> **Exercise instructions**
- 1) Using the passage on machine behaviors and build recipes, decide whether each statement agrees with it: (a) the conveyor behavior example sets move_ticks to 3; (b) a machine idea that fits none of the supported behaviors can be added without code changes; (c) under the world direction convention, north corresponds to +Z. Answer yes or no for each and quote the words of the passage that settle it.
- 2) In the passage on machine behaviors and build recipes, what power output does the generator behavior example specify?

> **Passage for review**
————

World direction convention:

  • north = -Z
  • east = +X
  • up = +Y

5.3 Behaviors

Current supported behaviors:

  • structural
  • wire
  • conveyor
  • lift
  • generator
  • extractor
  • processor
  • fabricator

If the machine idea does not fit one of these, it requires code changes.

Structural

Inert support or construction piece.

behavior: (type: "structural")

Wire

Participates in the power transport network.

behavior: (type: "wire")

Conveyor

Directed item movement on one cell.

behavior: (type: "conveyor", move_ticks: 3)

Lift

Vertical directed item transfer.

behavior: (type: "lift", move_ticks: 5)

Generator

Provides power to the network.

behavior: (type: "generator", power_output: 16)

Extractor

Produces a resource directly from a matching map node.

behavior: (
    type: "extractor",
    allowed_nodes: ["ore_chunk", "biomass"],
    cycle_ticks: 8,
)

Processor

Uses one recipe from recipes.ron.

behavior: (
    type: "processor",
    recipe: "crush_ore",
    contamination_on_interrupt: 0.0,
)

Fabricator

Consumes routed items and credits global build inventory.

behavior: (
    type: "fabricator",
    allowed_build_recipes: [
        "build_belt",
        "build_wire",
    ],
    cycle_ticks: 10,
)

6. Build Recipes

Schema is defined by BuildRecipeDef.

Fields:

  • id
  • output_part
  • inputs
  • cycle_ticks

Rules:

  • output_part must be a valid machine/part id
  • every input resource must exist
  • if a fabricator should be able to produce it, the build recipe id must appear in the fabricator's allowed_build_recipes

Example:

(
    id: "build_belt",
    output_part: "belt",
    inputs: [(resource: "stabilized_plate", amount: 1)],
    cycle_ticks: 6,
)

————

Document understanding data:
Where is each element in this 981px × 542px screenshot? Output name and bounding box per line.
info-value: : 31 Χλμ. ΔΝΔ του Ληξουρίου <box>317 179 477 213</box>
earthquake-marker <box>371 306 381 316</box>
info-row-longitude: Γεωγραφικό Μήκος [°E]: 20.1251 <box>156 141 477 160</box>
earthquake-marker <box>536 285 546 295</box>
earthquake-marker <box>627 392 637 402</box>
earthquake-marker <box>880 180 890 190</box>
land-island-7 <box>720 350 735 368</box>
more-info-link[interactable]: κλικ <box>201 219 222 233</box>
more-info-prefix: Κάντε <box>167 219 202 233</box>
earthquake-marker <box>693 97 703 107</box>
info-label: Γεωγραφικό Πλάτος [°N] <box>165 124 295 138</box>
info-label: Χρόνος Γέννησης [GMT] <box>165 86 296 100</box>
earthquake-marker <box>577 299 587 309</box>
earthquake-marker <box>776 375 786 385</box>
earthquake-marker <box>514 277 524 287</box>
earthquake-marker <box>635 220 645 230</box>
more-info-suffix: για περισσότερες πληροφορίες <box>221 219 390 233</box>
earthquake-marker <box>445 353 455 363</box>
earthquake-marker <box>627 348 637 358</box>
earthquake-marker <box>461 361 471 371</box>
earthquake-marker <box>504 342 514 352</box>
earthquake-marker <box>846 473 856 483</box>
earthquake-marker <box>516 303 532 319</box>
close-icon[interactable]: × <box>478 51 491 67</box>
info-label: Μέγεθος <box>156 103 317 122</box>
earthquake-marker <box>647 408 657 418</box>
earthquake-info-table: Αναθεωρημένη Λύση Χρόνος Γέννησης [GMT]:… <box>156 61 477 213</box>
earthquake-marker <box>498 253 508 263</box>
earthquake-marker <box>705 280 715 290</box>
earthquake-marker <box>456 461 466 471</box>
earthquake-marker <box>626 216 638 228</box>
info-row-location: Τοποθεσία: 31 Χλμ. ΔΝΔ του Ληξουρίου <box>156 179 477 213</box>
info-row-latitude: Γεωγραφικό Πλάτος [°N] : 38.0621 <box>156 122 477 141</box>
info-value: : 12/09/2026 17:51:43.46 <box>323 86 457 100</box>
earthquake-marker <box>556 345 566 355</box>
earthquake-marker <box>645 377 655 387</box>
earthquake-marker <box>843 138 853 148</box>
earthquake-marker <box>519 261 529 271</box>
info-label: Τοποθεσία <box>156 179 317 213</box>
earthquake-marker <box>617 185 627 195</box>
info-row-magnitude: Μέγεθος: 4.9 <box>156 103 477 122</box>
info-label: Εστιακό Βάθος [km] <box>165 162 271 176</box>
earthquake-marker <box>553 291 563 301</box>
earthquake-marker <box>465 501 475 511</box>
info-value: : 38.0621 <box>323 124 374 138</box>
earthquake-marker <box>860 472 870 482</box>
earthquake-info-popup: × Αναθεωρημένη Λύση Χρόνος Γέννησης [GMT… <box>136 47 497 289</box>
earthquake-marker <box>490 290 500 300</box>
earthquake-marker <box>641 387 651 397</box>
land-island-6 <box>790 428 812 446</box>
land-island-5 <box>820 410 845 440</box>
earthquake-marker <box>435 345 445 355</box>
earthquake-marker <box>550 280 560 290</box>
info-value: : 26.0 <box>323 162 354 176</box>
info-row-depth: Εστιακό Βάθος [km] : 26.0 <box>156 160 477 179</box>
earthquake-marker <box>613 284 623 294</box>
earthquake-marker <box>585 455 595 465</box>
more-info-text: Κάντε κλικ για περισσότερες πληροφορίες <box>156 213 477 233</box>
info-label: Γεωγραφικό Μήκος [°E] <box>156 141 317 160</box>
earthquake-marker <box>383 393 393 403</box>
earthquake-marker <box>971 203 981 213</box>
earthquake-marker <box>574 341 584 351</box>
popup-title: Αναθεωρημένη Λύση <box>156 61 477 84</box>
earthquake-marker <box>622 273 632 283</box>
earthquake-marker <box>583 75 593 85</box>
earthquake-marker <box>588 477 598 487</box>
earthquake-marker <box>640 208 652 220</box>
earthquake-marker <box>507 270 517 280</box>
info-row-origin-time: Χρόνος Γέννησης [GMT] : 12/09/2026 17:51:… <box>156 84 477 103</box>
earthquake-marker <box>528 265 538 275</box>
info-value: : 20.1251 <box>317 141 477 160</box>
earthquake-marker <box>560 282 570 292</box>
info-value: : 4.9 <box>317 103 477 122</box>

————

> **Answers to this exercise**
- 1)
(a) Yes: "behavior: (type: "conveyor", move_ticks: 3)"
(b) No: "If the machine idea does not fit one of these, it requires code changes."
(c) No: "north = -Z"

- 2) The generator example specifies a power output of 16.